— begin Records to process —
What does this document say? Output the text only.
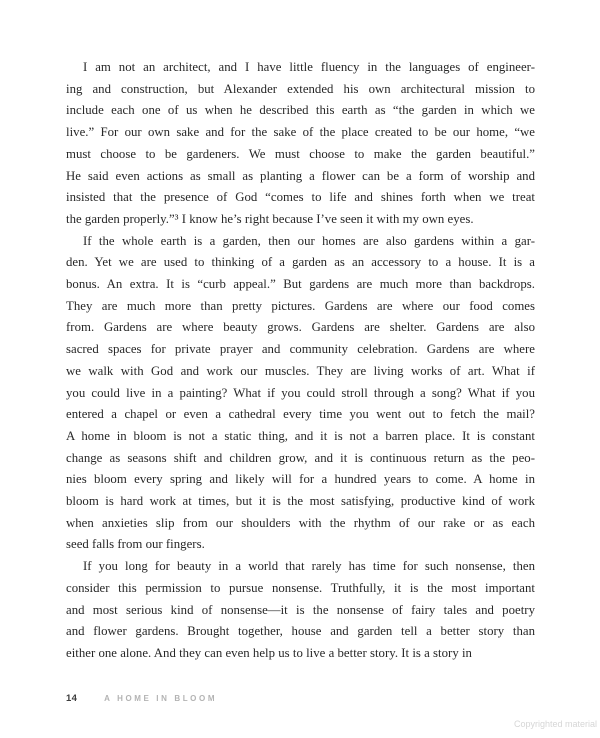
I am not an architect, and I have little fluency in the languages of engineer-
ing and construction, but Alexander extended his own architectural mission to
include each one of us when he described this earth as “the garden in which we
live.” For our own sake and for the sake of the place created to be our home, “we
must choose to be gardeners. We must choose to make the garden beautiful.”
He said even actions as small as planting a flower can be a form of worship and
insisted that the presence of God “comes to life and shines forth when we treat
the garden properly.”³ I know he’s right because I’ve seen it with my own eyes.
If the whole earth is a garden, then our homes are also gardens within a gar-
den. Yet we are used to thinking of a garden as an accessory to a house. It is a
bonus. An extra. It is “curb appeal.” But gardens are much more than backdrops.
They are much more than pretty pictures. Gardens are where our food comes
from. Gardens are where beauty grows. Gardens are shelter. Gardens are also
sacred spaces for private prayer and community celebration. Gardens are where
we walk with God and work our muscles. They are living works of art. What if
you could live in a painting? What if you could stroll through a song? What if you
entered a chapel or even a cathedral every time you went out to fetch the mail?
A home in bloom is not a static thing, and it is not a barren place. It is constant
change as seasons shift and children grow, and it is continuous return as the peo-
nies bloom every spring and likely will for a hundred years to come. A home in
bloom is hard work at times, but it is the most satisfying, productive kind of work
when anxieties slip from our shoulders with the rhythm of our rake or as each
seed falls from our fingers.
If you long for beauty in a world that rarely has time for such nonsense, then
consider this permission to pursue nonsense. Truthfully, it is the most important
and most serious kind of nonsense—it is the nonsense of fairy tales and poetry
and flower gardens. Brought together, house and garden tell a better story than
either one alone. And they can even help us to live a better story. It is a story in
14	A HOME IN BLOOM
Copyrighted material
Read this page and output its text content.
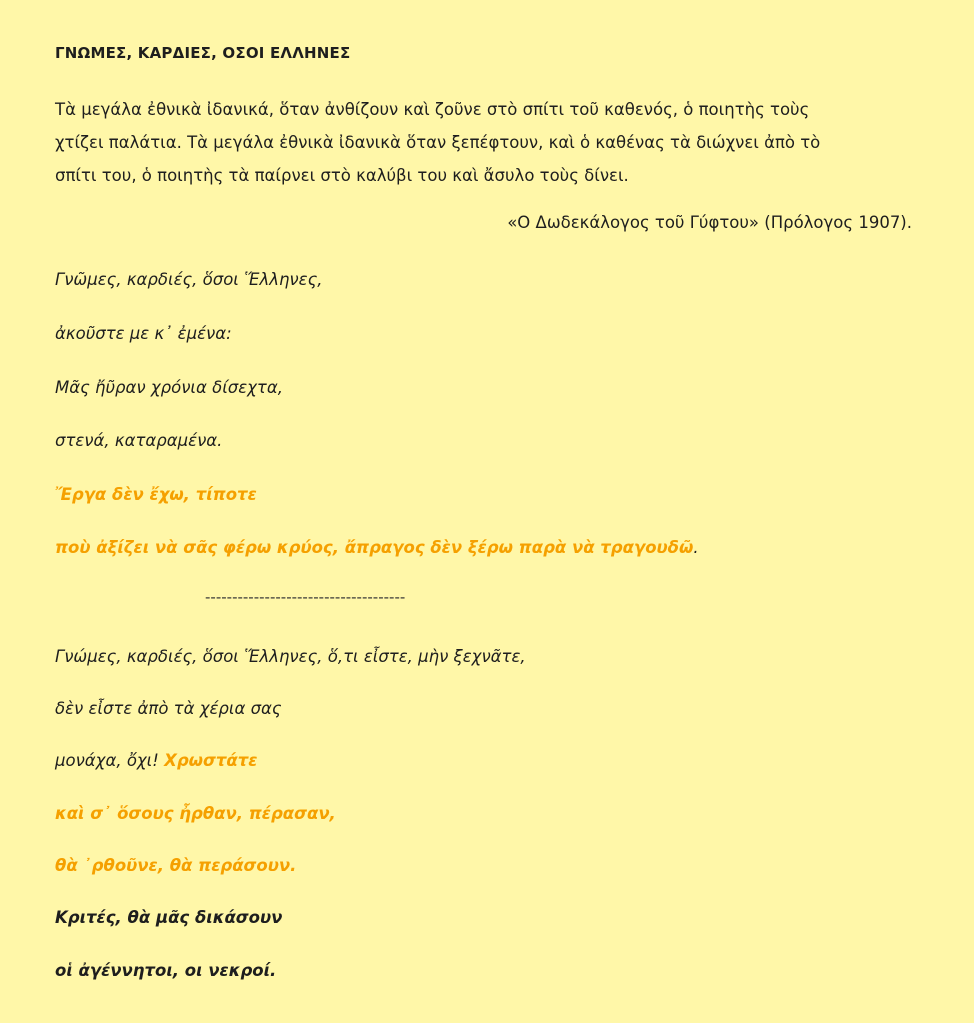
ΓΝΩΜΕΣ, ΚΑΡΔΙΕΣ, ΟΣΟΙ ΕΛΛΗΝΕΣ
Τὰ μεγάλα ἐθνικὰ ἰδανικά, ὅταν ἀνθίζουν καὶ ζοῦνε στὸ σπίτι τοῦ καθενός, ὁ ποιητὴς τοὺς
χτίζει παλάτια. Τὰ μεγάλα ἐθνικὰ ἰδανικὰ ὅταν ξεπέφτουν, καὶ ὁ καθένας τὰ διώχνει ἀπὸ τὸ
σπίτι του, ὁ ποιητὴς τὰ παίρνει στὸ καλύβι του καὶ ἄσυλο τοὺς δίνει.
«Ο Δωδεκάλογος τοῦ Γύφτου» (Πρόλογος 1907).
Γνῶμες, καρδιές, ὅσοι Ἕλληνες,
ἀκοῦστε με κ᾽ ἐμένα:
Μᾶς ἤῦραν χρόνια δίσεχτα,
στενά, καταραμένα.
Ἔργα δὲν ἔχω, τίποτε
ποὺ ἀξίζει νὰ σᾶς φέρω κρύος, ἄπραγος δὲν ξέρω παρὰ νὰ τραγουδῶ.
-------------------------------------
Γνώμες, καρδιές, ὅσοι Ἕλληνες, ὅ,τι εἶστε, μὴν ξεχνᾶτε,
δὲν εἶστε ἀπὸ τὰ χέρια σας
μονάχα, ὄχι! Χρωστάτε
καὶ σ᾽ ὅσους ἦρθαν, πέρασαν,
θὰ ᾽ρθοῦνε, θὰ περάσουν.
Κριτές, θὰ μᾶς δικάσουν
οἱ ἀγέννητοι, οι νεκροί.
— end Records to process —
◆ Stated task: Take every line containing the word "ἐθνικὰ" and copy it.

◆ Exercise response:
Τὰ μεγάλα ἐθνικὰ ἰδανικά, ὅταν ἀνθίζουν καὶ ζοῦνε στὸ σπίτι τοῦ καθενός, ὁ ποιητὴς τοὺς
χτίζει παλάτια. Τὰ μεγάλα ἐθνικὰ ἰδανικὰ ὅταν ξεπέφτουν, καὶ ὁ καθένας τὰ διώχνει ἀπὸ τὸ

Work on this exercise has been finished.